SOURCE DATA:
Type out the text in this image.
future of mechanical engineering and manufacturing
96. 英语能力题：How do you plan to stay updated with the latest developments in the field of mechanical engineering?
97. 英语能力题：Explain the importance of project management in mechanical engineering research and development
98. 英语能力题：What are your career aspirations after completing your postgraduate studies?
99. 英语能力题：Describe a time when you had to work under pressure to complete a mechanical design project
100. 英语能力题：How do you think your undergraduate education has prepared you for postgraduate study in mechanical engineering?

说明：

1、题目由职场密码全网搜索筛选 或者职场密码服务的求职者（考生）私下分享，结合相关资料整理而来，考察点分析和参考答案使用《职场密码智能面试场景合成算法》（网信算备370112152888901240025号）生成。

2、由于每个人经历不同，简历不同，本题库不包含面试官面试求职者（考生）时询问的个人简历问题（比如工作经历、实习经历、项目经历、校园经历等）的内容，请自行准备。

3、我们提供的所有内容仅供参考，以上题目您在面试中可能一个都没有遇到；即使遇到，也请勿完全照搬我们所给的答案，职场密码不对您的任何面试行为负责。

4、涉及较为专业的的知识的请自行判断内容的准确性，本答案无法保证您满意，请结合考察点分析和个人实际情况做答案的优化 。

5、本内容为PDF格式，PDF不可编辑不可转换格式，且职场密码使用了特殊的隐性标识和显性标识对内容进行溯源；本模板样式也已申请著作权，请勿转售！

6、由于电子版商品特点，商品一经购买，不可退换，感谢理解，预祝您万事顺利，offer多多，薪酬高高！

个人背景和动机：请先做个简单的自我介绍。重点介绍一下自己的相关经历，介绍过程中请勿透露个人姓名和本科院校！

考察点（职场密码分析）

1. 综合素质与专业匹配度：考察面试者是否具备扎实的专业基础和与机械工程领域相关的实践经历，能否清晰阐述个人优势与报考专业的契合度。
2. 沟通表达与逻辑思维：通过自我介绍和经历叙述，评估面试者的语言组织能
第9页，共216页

WHAT THE TASK REQUIRES:
Reproduce all of the entries word for word.

WRITTEN RESPONSE:
Type out the text in this image.
future of mechanical engineering and manufacturing
96. 英语能力题：How do you plan to stay updated with the latest developments in the field of mechanical engineering?
97. 英语能力题：Explain the importance of project management in mechanical engineering research and development
98. 英语能力题：What are your career aspirations after completing your postgraduate studies?
99. 英语能力题：Describe a time when you had to work under pressure to complete a mechanical design project
100. 英语能力题：How do you think your undergraduate education has prepared you for postgraduate study in mechanical engineering?

说明：

1、题目由职场密码全网搜索筛选 或者职场密码服务的求职者（考生）私下分享，结合相关资料整理而来，考察点分析和参考答案使用《职场密码智能面试场景合成算法》（网信算备370112152888901240025号）生成。

2、由于每个人经历不同，简历不同，本题库不包含面试官面试求职者（考生）时询问的个人简历问题（比如工作经历、实习经历、项目经历、校园经历等）的内容，请自行准备。

3、我们提供的所有内容仅供参考，以上题目您在面试中可能一个都没有遇到；即使遇到，也请勿完全照搬我们所给的答案，职场密码不对您的任何面试行为负责。

4、涉及较为专业的的知识的请自行判断内容的准确性，本答案无法保证您满意，请结合考察点分析和个人实际情况做答案的优化 。

5、本内容为PDF格式，PDF不可编辑不可转换格式，且职场密码使用了特殊的隐性标识和显性标识对内容进行溯源；本模板样式也已申请著作权，请勿转售！

6、由于电子版商品特点，商品一经购买，不可退换，感谢理解，预祝您万事顺利，offer多多，薪酬高高！

个人背景和动机：请先做个简单的自我介绍。重点介绍一下自己的相关经历，介绍过程中请勿透露个人姓名和本科院校！

考察点（职场密码分析）

1. 综合素质与专业匹配度：考察面试者是否具备扎实的专业基础和与机械工程领域相关的实践经历，能否清晰阐述个人优势与报考专业的契合度。
2. 沟通表达与逻辑思维：通过自我介绍和经历叙述，评估面试者的语言组织能
第9页，共216页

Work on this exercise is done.